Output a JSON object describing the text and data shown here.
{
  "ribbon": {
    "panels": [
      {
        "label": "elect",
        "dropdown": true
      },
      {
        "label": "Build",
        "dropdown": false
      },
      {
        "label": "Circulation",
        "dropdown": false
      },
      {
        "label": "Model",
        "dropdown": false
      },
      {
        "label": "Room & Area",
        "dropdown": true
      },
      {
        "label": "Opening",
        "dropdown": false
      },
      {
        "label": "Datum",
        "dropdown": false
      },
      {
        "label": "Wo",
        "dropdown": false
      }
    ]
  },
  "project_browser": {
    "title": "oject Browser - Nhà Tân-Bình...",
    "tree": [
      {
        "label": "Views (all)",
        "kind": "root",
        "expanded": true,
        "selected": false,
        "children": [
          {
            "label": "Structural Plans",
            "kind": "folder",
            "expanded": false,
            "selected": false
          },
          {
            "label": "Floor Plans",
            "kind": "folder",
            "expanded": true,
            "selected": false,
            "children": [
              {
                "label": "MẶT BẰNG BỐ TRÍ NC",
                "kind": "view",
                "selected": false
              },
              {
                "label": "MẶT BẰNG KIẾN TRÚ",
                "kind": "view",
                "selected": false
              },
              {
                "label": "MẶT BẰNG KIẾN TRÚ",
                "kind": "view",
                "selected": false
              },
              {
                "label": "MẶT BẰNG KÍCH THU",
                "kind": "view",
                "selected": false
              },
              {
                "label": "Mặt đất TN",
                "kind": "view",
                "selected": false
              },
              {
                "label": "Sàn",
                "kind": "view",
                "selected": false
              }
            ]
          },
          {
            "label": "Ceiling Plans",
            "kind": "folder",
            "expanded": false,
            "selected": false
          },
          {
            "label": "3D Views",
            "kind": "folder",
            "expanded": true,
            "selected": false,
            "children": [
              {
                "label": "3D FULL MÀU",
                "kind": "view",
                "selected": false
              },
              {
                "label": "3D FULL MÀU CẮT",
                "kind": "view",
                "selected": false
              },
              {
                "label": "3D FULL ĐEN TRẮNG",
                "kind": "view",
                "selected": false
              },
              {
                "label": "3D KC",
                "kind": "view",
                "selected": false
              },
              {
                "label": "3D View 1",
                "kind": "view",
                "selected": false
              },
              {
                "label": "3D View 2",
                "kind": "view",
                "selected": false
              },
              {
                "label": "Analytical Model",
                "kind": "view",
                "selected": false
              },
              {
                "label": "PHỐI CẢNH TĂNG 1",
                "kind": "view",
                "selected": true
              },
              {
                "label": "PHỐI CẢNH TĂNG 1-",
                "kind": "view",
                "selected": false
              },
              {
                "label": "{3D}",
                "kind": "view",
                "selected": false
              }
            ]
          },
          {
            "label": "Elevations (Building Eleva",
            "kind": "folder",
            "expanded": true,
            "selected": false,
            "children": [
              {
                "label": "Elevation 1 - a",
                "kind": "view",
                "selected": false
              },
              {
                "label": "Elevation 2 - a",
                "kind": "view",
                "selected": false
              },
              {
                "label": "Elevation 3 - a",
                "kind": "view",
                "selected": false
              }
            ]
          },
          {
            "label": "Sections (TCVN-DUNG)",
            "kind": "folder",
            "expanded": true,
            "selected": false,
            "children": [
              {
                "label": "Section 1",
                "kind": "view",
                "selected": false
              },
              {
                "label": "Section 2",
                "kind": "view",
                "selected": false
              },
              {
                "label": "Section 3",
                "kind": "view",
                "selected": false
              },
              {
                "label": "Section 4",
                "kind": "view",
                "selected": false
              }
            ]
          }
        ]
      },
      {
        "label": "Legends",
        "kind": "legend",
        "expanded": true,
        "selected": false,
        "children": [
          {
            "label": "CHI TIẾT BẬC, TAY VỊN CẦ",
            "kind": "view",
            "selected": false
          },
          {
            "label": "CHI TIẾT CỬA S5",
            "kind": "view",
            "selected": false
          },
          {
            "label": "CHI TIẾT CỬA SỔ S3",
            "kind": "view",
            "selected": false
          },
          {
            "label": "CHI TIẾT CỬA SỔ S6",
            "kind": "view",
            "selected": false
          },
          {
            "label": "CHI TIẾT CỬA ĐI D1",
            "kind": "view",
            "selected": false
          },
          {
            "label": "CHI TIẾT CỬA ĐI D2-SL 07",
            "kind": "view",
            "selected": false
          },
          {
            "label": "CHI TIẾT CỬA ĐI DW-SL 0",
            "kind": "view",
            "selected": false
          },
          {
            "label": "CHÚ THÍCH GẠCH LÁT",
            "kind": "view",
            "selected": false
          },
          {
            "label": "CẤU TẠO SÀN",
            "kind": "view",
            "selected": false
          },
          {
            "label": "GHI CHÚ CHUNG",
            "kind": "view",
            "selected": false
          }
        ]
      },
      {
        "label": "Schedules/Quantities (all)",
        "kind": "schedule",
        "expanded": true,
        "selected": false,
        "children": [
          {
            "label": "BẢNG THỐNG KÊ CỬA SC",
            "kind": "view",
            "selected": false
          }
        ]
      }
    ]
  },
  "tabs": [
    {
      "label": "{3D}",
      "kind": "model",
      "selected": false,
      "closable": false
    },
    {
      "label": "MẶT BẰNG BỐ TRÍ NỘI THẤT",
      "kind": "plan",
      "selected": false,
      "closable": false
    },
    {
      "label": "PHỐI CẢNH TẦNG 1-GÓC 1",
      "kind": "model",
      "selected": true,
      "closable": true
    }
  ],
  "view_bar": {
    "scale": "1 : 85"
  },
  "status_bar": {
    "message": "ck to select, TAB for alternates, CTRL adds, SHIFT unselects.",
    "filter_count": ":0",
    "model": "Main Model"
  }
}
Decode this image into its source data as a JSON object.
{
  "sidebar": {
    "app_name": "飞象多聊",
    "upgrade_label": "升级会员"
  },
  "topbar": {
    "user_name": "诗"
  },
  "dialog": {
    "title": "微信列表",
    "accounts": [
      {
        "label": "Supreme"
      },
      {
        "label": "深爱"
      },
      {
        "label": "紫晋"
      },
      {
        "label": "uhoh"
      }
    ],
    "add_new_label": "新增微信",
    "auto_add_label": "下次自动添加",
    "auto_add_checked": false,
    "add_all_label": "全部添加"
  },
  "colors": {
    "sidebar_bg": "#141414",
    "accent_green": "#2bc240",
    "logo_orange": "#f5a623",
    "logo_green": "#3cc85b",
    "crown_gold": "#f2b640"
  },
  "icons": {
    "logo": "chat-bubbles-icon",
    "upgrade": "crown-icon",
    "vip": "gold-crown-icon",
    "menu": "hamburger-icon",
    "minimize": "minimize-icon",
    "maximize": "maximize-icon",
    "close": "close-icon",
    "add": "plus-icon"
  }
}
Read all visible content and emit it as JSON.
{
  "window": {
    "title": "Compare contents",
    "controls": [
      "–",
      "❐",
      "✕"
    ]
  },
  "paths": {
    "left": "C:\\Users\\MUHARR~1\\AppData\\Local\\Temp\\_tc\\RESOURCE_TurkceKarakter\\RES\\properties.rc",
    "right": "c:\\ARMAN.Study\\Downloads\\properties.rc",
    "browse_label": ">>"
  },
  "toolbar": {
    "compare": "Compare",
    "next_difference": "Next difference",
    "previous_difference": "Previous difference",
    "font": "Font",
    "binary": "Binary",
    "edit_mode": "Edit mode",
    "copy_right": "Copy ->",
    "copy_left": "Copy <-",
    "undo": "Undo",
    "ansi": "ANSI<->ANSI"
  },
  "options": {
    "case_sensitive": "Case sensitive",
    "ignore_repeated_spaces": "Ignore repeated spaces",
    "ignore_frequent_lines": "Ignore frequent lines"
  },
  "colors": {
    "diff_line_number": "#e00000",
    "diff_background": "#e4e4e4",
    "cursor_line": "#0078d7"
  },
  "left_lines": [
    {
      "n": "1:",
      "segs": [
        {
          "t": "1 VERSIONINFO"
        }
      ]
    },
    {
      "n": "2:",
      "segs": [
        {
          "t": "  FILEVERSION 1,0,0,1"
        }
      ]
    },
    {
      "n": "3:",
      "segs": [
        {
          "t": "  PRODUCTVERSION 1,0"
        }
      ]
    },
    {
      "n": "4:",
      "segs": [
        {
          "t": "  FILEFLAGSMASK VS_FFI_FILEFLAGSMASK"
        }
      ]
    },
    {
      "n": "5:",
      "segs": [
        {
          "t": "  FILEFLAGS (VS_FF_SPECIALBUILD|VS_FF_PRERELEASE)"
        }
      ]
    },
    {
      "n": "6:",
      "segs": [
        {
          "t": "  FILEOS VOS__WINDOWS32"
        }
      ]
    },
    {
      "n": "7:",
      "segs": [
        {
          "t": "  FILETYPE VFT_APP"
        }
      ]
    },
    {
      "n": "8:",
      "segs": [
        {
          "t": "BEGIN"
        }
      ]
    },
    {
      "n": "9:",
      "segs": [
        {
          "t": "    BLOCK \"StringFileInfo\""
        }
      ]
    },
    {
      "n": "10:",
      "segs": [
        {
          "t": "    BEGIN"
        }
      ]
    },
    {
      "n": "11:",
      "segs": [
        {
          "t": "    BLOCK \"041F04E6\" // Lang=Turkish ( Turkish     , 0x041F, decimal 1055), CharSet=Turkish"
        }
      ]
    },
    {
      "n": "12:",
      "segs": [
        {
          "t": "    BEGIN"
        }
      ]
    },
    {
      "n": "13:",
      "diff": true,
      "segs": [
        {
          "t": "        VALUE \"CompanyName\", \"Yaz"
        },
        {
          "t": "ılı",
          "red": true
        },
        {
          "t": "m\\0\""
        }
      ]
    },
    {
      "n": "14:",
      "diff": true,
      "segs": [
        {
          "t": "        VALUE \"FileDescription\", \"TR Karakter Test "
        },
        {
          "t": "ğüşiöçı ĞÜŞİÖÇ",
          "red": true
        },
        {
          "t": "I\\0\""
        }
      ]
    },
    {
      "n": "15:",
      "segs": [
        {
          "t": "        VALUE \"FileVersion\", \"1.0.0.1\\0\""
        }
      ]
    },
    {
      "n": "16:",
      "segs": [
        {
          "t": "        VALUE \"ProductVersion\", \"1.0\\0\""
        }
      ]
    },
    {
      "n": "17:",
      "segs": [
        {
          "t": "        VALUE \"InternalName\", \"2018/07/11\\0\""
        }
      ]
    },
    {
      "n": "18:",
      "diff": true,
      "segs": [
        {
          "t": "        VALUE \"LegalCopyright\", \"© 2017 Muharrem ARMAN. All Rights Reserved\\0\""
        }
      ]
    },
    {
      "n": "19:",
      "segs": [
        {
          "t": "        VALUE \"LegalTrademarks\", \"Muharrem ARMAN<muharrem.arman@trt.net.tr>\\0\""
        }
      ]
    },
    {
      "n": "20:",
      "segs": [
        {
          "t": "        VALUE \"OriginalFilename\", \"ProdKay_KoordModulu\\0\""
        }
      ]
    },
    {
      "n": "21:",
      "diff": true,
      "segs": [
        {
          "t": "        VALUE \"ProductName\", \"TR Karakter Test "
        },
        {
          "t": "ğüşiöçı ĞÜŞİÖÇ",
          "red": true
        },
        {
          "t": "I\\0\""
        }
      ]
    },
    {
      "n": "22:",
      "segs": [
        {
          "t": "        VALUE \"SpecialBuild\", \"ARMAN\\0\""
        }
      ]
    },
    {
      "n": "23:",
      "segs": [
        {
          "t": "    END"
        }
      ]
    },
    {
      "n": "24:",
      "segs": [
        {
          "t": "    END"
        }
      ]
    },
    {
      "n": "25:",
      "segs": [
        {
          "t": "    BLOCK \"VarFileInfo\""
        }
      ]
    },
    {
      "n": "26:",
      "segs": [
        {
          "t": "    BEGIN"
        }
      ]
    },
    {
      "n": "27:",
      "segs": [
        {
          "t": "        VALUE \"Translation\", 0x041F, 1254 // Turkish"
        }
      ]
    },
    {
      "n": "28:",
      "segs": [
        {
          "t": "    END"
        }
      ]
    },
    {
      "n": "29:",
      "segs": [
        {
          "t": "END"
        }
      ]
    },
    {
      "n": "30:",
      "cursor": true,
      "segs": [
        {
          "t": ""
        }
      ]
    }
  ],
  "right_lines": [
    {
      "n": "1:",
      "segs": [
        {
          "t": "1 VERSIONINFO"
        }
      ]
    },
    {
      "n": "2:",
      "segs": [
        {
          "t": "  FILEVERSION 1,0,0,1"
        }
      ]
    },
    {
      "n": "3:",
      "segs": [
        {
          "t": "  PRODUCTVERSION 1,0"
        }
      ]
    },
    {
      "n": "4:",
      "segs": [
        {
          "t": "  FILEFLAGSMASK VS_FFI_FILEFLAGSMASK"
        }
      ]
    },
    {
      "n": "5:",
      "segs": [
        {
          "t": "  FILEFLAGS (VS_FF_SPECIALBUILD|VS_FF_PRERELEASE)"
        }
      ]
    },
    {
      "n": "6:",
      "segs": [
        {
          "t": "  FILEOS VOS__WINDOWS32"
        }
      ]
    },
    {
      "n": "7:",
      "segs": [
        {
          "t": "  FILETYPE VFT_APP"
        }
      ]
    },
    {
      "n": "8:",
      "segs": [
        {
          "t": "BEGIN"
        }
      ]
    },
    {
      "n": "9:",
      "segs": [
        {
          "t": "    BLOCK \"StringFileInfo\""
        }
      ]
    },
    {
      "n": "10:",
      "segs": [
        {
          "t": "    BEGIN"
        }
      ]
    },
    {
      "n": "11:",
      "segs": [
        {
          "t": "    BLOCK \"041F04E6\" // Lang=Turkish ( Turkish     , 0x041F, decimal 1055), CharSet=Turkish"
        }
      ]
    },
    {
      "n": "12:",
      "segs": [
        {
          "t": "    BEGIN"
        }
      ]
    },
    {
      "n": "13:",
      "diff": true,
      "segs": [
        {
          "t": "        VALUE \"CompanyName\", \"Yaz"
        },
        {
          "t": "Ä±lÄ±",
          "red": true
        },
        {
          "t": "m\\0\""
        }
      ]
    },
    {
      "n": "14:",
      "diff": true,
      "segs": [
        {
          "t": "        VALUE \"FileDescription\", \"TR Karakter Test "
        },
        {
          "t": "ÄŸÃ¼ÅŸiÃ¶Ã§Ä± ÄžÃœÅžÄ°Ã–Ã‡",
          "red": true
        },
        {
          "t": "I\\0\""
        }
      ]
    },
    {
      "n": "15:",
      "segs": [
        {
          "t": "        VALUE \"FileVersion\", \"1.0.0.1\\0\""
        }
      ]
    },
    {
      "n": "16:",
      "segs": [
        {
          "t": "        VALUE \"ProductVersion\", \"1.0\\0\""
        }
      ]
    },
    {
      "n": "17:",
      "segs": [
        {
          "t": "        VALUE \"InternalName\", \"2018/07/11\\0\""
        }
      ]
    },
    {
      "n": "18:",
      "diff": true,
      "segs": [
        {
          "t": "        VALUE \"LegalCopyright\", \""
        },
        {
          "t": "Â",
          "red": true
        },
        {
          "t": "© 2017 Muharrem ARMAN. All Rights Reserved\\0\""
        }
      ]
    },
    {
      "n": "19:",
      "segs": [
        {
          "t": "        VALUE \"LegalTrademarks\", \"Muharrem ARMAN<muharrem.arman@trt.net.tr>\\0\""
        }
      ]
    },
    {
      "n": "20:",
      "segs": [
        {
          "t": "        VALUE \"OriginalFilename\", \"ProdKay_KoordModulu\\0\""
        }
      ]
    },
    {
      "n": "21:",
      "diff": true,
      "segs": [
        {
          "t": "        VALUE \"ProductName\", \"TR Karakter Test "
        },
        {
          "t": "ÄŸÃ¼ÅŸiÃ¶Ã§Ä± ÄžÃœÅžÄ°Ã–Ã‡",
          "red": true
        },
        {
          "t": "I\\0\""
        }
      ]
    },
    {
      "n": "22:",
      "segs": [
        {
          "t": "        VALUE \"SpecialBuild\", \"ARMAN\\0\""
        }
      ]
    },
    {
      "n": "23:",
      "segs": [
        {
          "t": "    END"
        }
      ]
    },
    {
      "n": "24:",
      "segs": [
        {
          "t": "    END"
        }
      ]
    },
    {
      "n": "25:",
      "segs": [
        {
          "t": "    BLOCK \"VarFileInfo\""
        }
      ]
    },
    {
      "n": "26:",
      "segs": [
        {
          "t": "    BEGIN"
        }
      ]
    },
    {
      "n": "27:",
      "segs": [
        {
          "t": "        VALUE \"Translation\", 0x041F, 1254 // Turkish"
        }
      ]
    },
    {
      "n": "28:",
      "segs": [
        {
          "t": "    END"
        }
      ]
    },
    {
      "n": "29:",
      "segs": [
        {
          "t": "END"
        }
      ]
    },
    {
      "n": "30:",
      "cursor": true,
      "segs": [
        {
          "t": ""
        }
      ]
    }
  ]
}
+ + +
* [EXERCISE] Search the material above for "TĂNG". Pull out each line where it shows up.

* [CORRECT OUTPUT]
                "label": "PHỐI CẢNH TĂNG 1",
                "label": "PHỐI CẢNH TĂNG 1-",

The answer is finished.